───── MATERIAL FOR THIS TASK ─────

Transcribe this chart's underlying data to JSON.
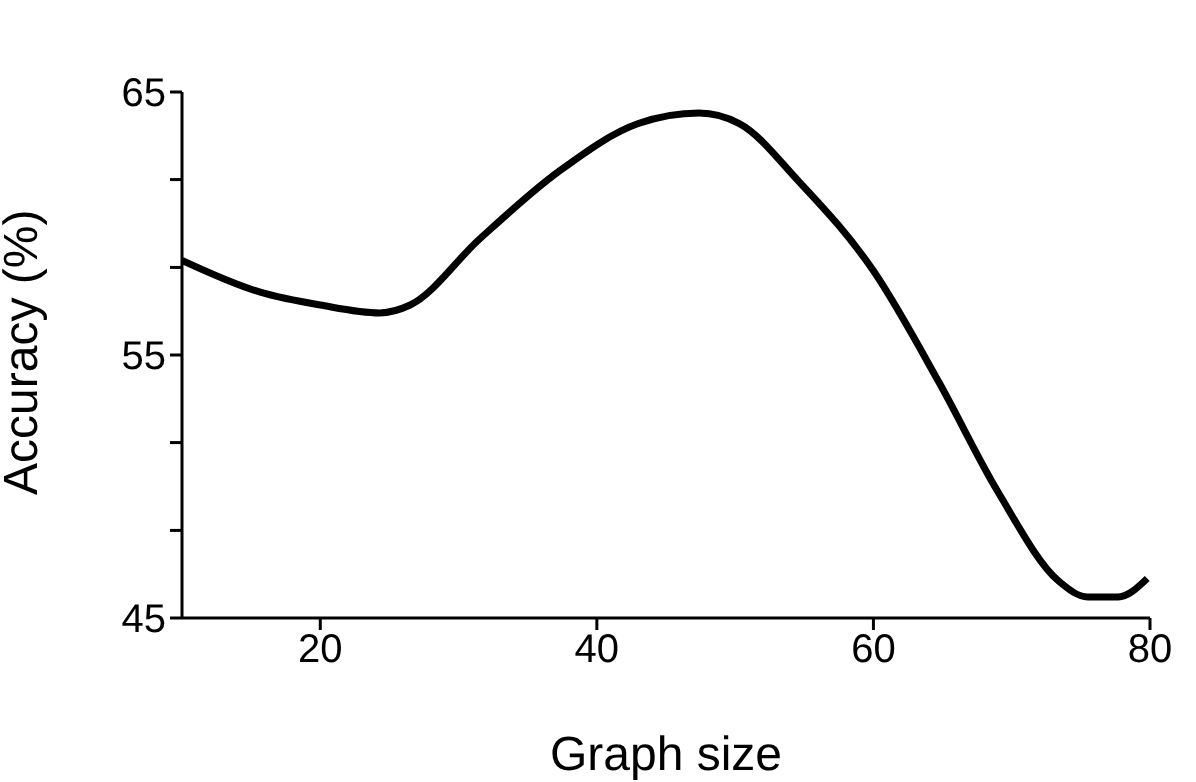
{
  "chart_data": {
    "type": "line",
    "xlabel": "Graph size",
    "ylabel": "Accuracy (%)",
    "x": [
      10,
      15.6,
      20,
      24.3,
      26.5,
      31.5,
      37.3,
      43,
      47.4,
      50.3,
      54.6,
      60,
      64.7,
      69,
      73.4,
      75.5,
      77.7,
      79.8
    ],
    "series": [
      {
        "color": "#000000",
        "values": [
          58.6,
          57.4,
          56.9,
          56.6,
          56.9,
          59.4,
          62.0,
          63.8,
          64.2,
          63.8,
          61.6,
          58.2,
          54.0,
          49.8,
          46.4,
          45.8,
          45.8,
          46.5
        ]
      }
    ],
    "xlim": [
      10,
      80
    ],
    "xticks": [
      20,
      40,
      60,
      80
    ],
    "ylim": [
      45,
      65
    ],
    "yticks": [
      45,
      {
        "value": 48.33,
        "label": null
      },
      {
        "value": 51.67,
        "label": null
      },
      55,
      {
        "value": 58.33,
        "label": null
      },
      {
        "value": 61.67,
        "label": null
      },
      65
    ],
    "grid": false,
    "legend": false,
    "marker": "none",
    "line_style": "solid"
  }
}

─────

→ **STATED EXERCISE**
Reproduce the full listing above verbatim, with no pictures included.

→ **CORRECT RESULT**
Transcribe this chart's underlying data to JSON.
{
  "chart_data": {
    "type": "line",
    "xlabel": "Graph size",
    "ylabel": "Accuracy (%)",
    "x": [
      10,
      15.6,
      20,
      24.3,
      26.5,
      31.5,
      37.3,
      43,
      47.4,
      50.3,
      54.6,
      60,
      64.7,
      69,
      73.4,
      75.5,
      77.7,
      79.8
    ],
    "series": [
      {
        "color": "#000000",
        "values": [
          58.6,
          57.4,
          56.9,
          56.6,
          56.9,
          59.4,
          62.0,
          63.8,
          64.2,
          63.8,
          61.6,
          58.2,
          54.0,
          49.8,
          46.4,
          45.8,
          45.8,
          46.5
        ]
      }
    ],
    "xlim": [
      10,
      80
    ],
    "xticks": [
      20,
      40,
      60,
      80
    ],
    "ylim": [
      45,
      65
    ],
    "yticks": [
      45,
      {
        "value": 48.33,
        "label": null
      },
      {
        "value": 51.67,
        "label": null
      },
      55,
      {
        "value": 58.33,
        "label": null
      },
      {
        "value": 61.67,
        "label": null
      },
      65
    ],
    "grid": false,
    "legend": false,
    "marker": "none",
    "line_style": "solid"
  }
}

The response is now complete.